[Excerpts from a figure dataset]
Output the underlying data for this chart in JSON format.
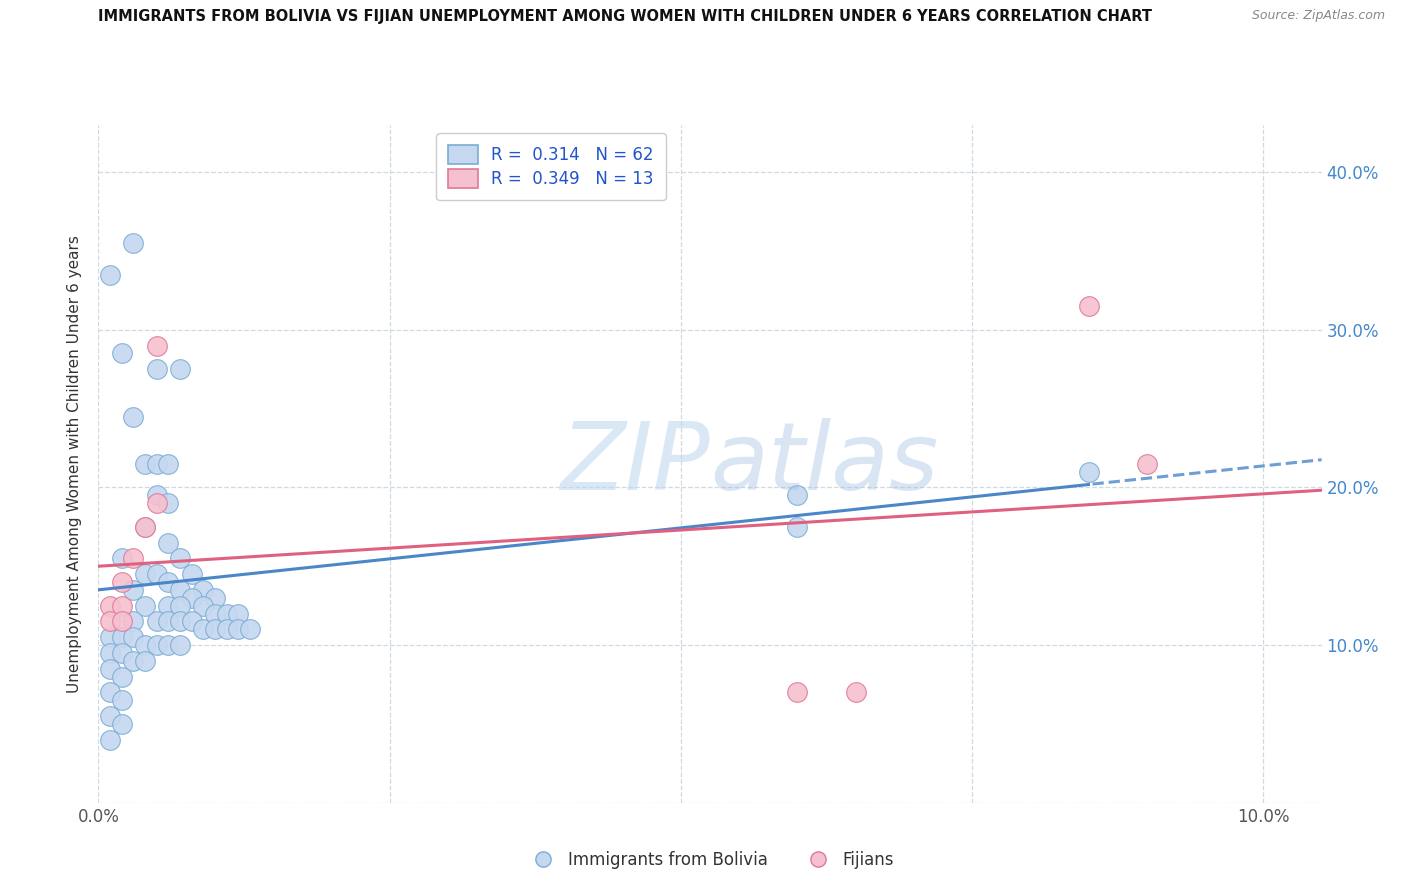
{
  "title": "IMMIGRANTS FROM BOLIVIA VS FIJIAN UNEMPLOYMENT AMONG WOMEN WITH CHILDREN UNDER 6 YEARS CORRELATION CHART",
  "source": "Source: ZipAtlas.com",
  "ylabel": "Unemployment Among Women with Children Under 6 years",
  "legend_entry1": "R =  0.314   N = 62",
  "legend_entry2": "R =  0.349   N = 13",
  "legend_label1": "Immigrants from Bolivia",
  "legend_label2": "Fijians",
  "color_blue_fill": "#c5d8f0",
  "color_blue_edge": "#7aadd4",
  "color_pink_fill": "#f5c0cf",
  "color_pink_edge": "#e07898",
  "color_line_blue": "#4a86c8",
  "color_line_pink": "#e06080",
  "watermark_color": "#d8e8f5",
  "blue_points": [
    [
      0.001,
      0.335
    ],
    [
      0.003,
      0.355
    ],
    [
      0.002,
      0.285
    ],
    [
      0.003,
      0.245
    ],
    [
      0.005,
      0.275
    ],
    [
      0.007,
      0.275
    ],
    [
      0.004,
      0.215
    ],
    [
      0.005,
      0.215
    ],
    [
      0.006,
      0.215
    ],
    [
      0.005,
      0.195
    ],
    [
      0.006,
      0.19
    ],
    [
      0.004,
      0.175
    ],
    [
      0.006,
      0.165
    ],
    [
      0.002,
      0.155
    ],
    [
      0.007,
      0.155
    ],
    [
      0.004,
      0.145
    ],
    [
      0.005,
      0.145
    ],
    [
      0.006,
      0.14
    ],
    [
      0.008,
      0.145
    ],
    [
      0.003,
      0.135
    ],
    [
      0.007,
      0.135
    ],
    [
      0.009,
      0.135
    ],
    [
      0.008,
      0.13
    ],
    [
      0.01,
      0.13
    ],
    [
      0.004,
      0.125
    ],
    [
      0.006,
      0.125
    ],
    [
      0.007,
      0.125
    ],
    [
      0.009,
      0.125
    ],
    [
      0.01,
      0.12
    ],
    [
      0.011,
      0.12
    ],
    [
      0.012,
      0.12
    ],
    [
      0.003,
      0.115
    ],
    [
      0.005,
      0.115
    ],
    [
      0.006,
      0.115
    ],
    [
      0.007,
      0.115
    ],
    [
      0.008,
      0.115
    ],
    [
      0.009,
      0.11
    ],
    [
      0.01,
      0.11
    ],
    [
      0.011,
      0.11
    ],
    [
      0.012,
      0.11
    ],
    [
      0.013,
      0.11
    ],
    [
      0.001,
      0.105
    ],
    [
      0.002,
      0.105
    ],
    [
      0.003,
      0.105
    ],
    [
      0.004,
      0.1
    ],
    [
      0.005,
      0.1
    ],
    [
      0.006,
      0.1
    ],
    [
      0.007,
      0.1
    ],
    [
      0.001,
      0.095
    ],
    [
      0.002,
      0.095
    ],
    [
      0.003,
      0.09
    ],
    [
      0.004,
      0.09
    ],
    [
      0.001,
      0.085
    ],
    [
      0.002,
      0.08
    ],
    [
      0.001,
      0.07
    ],
    [
      0.002,
      0.065
    ],
    [
      0.001,
      0.055
    ],
    [
      0.002,
      0.05
    ],
    [
      0.001,
      0.04
    ],
    [
      0.06,
      0.195
    ],
    [
      0.06,
      0.175
    ],
    [
      0.085,
      0.21
    ]
  ],
  "pink_points": [
    [
      0.001,
      0.125
    ],
    [
      0.002,
      0.125
    ],
    [
      0.001,
      0.115
    ],
    [
      0.002,
      0.115
    ],
    [
      0.002,
      0.14
    ],
    [
      0.003,
      0.155
    ],
    [
      0.004,
      0.175
    ],
    [
      0.005,
      0.19
    ],
    [
      0.005,
      0.29
    ],
    [
      0.06,
      0.07
    ],
    [
      0.065,
      0.07
    ],
    [
      0.085,
      0.315
    ],
    [
      0.09,
      0.215
    ]
  ],
  "xlim": [
    0.0,
    0.105
  ],
  "ylim": [
    0.0,
    0.43
  ],
  "x_ticks": [
    0.0,
    0.025,
    0.05,
    0.075,
    0.1
  ],
  "x_tick_labels": [
    "0.0%",
    "",
    "",
    "",
    "10.0%"
  ],
  "y_ticks": [
    0.0,
    0.1,
    0.2,
    0.3,
    0.4
  ],
  "y_tick_labels": [
    "",
    "10.0%",
    "20.0%",
    "30.0%",
    "40.0%"
  ],
  "figsize": [
    14.06,
    8.92
  ],
  "dpi": 100
}
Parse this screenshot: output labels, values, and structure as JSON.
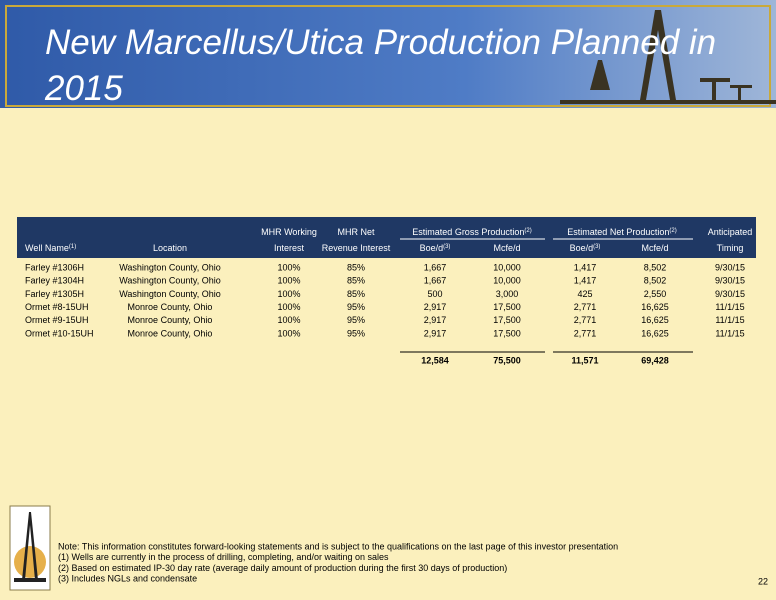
{
  "header": {
    "title": "New Marcellus/Utica Production Planned in 2015"
  },
  "table": {
    "header_top": [
      null,
      null,
      "MHR Working",
      "MHR Net",
      "Estimated Gross Production",
      "Estimated Net Production",
      "Anticipated"
    ],
    "header_top_notes": {
      "gross": "(2)",
      "net": "(2)"
    },
    "header_bottom": [
      {
        "text": "Well Name",
        "note": "(1)"
      },
      {
        "text": "Location"
      },
      {
        "text": "Interest"
      },
      {
        "text": "Revenue Interest"
      },
      {
        "text": "Boe/d",
        "note": "(3)"
      },
      {
        "text": "Mcfe/d"
      },
      {
        "text": "Boe/d",
        "note": "(3)"
      },
      {
        "text": "Mcfe/d"
      },
      {
        "text": "Timing"
      }
    ],
    "rows": [
      [
        "Farley #1306H",
        "Washington County, Ohio",
        "100%",
        "85%",
        "1,667",
        "10,000",
        "1,417",
        "8,502",
        "9/30/15"
      ],
      [
        "Farley #1304H",
        "Washington County, Ohio",
        "100%",
        "85%",
        "1,667",
        "10,000",
        "1,417",
        "8,502",
        "9/30/15"
      ],
      [
        "Farley #1305H",
        "Washington County, Ohio",
        "100%",
        "85%",
        "500",
        "3,000",
        "425",
        "2,550",
        "9/30/15"
      ],
      [
        "Ormet #8-15UH",
        "Monroe County, Ohio",
        "100%",
        "95%",
        "2,917",
        "17,500",
        "2,771",
        "16,625",
        "11/1/15"
      ],
      [
        "Ormet #9-15UH",
        "Monroe County, Ohio",
        "100%",
        "95%",
        "2,917",
        "17,500",
        "2,771",
        "16,625",
        "11/1/15"
      ],
      [
        "Ormet #10-15UH",
        "Monroe County, Ohio",
        "100%",
        "95%",
        "2,917",
        "17,500",
        "2,771",
        "16,625",
        "11/1/15"
      ]
    ],
    "totals": [
      "12,584",
      "75,500",
      "11,571",
      "69,428"
    ]
  },
  "footnotes": [
    "Note:  This information constitutes forward-looking statements and is subject to the qualifications on the last page of this investor presentation",
    "(1)  Wells are currently in the process of drilling, completing, and/or waiting on sales",
    "(2)  Based on estimated IP-30 day rate (average daily amount of production during the first 30 days of production)",
    "(3)  Includes NGLs and condensate"
  ],
  "page_number": "22"
}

# What to work on
In the listing, find all lines with the string "Ormet" and copy them.

# Solved exercise
        "Ormet #8-15UH",
        "Ormet #9-15UH",
        "Ormet #10-15UH",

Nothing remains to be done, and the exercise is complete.